Stated task
Copy the records word for word, from their start through the line that contains "wallpaper-icon: ❉ <box>143 327 173 357</box>", including that line.

[start]

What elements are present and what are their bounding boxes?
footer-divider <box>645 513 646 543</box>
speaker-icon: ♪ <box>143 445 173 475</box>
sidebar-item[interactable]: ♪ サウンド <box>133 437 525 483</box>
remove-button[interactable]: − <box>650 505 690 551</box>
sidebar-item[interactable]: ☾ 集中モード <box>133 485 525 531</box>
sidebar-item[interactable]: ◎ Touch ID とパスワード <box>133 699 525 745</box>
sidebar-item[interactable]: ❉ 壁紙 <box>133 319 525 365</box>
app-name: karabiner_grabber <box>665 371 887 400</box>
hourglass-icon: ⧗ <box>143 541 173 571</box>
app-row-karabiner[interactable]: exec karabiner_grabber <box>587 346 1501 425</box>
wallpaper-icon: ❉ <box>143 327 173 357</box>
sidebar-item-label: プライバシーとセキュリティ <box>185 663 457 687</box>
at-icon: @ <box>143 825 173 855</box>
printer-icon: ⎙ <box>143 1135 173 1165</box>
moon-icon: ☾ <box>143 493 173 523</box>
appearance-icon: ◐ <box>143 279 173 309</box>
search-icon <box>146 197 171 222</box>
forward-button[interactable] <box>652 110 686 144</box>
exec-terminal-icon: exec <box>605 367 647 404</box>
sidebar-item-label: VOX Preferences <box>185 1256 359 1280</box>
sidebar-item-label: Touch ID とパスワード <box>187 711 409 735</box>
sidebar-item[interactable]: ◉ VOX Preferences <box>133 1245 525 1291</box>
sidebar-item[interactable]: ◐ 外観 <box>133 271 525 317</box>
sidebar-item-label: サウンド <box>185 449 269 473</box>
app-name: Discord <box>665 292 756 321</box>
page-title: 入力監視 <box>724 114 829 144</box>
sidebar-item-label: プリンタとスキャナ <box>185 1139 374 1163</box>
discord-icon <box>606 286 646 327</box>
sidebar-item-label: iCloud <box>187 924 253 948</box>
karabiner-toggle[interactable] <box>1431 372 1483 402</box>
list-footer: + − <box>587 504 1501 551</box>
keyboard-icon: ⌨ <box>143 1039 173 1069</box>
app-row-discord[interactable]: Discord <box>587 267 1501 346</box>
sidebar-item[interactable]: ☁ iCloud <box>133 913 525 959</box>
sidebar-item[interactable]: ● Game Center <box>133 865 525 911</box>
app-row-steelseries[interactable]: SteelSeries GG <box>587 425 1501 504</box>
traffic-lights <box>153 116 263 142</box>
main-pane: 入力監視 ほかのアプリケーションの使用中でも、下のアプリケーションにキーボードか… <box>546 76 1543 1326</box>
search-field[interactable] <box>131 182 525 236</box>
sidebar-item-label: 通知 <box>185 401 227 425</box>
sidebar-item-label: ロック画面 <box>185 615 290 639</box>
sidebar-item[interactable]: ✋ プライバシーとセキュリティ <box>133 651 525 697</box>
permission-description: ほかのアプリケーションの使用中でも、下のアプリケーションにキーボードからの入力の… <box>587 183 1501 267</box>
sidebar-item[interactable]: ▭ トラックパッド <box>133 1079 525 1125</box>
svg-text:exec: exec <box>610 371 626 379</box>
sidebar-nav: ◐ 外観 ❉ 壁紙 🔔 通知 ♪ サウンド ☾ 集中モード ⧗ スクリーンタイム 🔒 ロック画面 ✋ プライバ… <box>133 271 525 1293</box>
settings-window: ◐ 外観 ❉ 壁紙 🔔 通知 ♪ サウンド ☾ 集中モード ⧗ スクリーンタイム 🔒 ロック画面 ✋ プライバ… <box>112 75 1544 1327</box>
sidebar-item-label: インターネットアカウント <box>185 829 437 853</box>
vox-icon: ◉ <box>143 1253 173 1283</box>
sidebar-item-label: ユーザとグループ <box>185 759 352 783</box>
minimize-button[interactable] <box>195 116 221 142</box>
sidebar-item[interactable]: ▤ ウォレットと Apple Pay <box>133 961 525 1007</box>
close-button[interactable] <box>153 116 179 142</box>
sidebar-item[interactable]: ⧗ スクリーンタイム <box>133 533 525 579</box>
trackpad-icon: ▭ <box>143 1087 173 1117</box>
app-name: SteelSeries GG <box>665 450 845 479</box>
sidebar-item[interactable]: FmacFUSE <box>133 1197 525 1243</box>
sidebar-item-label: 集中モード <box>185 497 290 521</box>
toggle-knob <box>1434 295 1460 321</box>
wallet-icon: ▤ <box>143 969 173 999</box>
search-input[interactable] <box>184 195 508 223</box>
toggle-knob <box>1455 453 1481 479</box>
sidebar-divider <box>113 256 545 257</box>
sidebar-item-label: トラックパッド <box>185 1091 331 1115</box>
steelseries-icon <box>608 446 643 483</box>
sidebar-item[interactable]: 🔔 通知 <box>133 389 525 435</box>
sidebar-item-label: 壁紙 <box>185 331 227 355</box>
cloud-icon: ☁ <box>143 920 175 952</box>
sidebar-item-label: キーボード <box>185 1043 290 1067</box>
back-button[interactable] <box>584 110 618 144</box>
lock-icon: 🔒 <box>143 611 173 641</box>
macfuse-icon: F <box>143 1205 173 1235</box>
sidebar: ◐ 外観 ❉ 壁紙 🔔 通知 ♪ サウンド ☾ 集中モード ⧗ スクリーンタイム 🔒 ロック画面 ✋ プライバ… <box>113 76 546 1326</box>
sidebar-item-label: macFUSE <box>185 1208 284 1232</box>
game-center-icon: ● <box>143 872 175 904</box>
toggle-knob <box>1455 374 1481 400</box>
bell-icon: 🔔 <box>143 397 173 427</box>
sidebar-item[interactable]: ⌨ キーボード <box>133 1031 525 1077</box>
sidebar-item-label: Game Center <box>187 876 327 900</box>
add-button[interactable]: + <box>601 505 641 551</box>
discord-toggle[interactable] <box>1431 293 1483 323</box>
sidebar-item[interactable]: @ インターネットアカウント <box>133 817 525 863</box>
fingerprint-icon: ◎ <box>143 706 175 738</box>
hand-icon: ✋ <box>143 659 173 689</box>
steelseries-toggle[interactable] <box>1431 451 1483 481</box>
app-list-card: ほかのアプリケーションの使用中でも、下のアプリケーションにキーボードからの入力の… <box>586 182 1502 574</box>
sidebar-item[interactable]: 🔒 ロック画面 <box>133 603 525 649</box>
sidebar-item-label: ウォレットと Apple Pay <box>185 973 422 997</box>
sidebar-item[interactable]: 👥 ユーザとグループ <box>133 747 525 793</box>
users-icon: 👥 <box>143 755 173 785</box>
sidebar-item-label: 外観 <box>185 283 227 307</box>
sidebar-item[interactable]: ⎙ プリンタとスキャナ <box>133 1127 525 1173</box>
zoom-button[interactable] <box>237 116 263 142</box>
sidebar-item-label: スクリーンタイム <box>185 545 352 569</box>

[end]

Result below
What elements are present and what are their bounding boxes?
footer-divider <box>645 513 646 543</box>
speaker-icon: ♪ <box>143 445 173 475</box>
sidebar-item[interactable]: ♪ サウンド <box>133 437 525 483</box>
remove-button[interactable]: − <box>650 505 690 551</box>
sidebar-item[interactable]: ☾ 集中モード <box>133 485 525 531</box>
sidebar-item[interactable]: ◎ Touch ID とパスワード <box>133 699 525 745</box>
sidebar-item[interactable]: ❉ 壁紙 <box>133 319 525 365</box>
app-name: karabiner_grabber <box>665 371 887 400</box>
hourglass-icon: ⧗ <box>143 541 173 571</box>
app-row-karabiner[interactable]: exec karabiner_grabber <box>587 346 1501 425</box>
wallpaper-icon: ❉ <box>143 327 173 357</box>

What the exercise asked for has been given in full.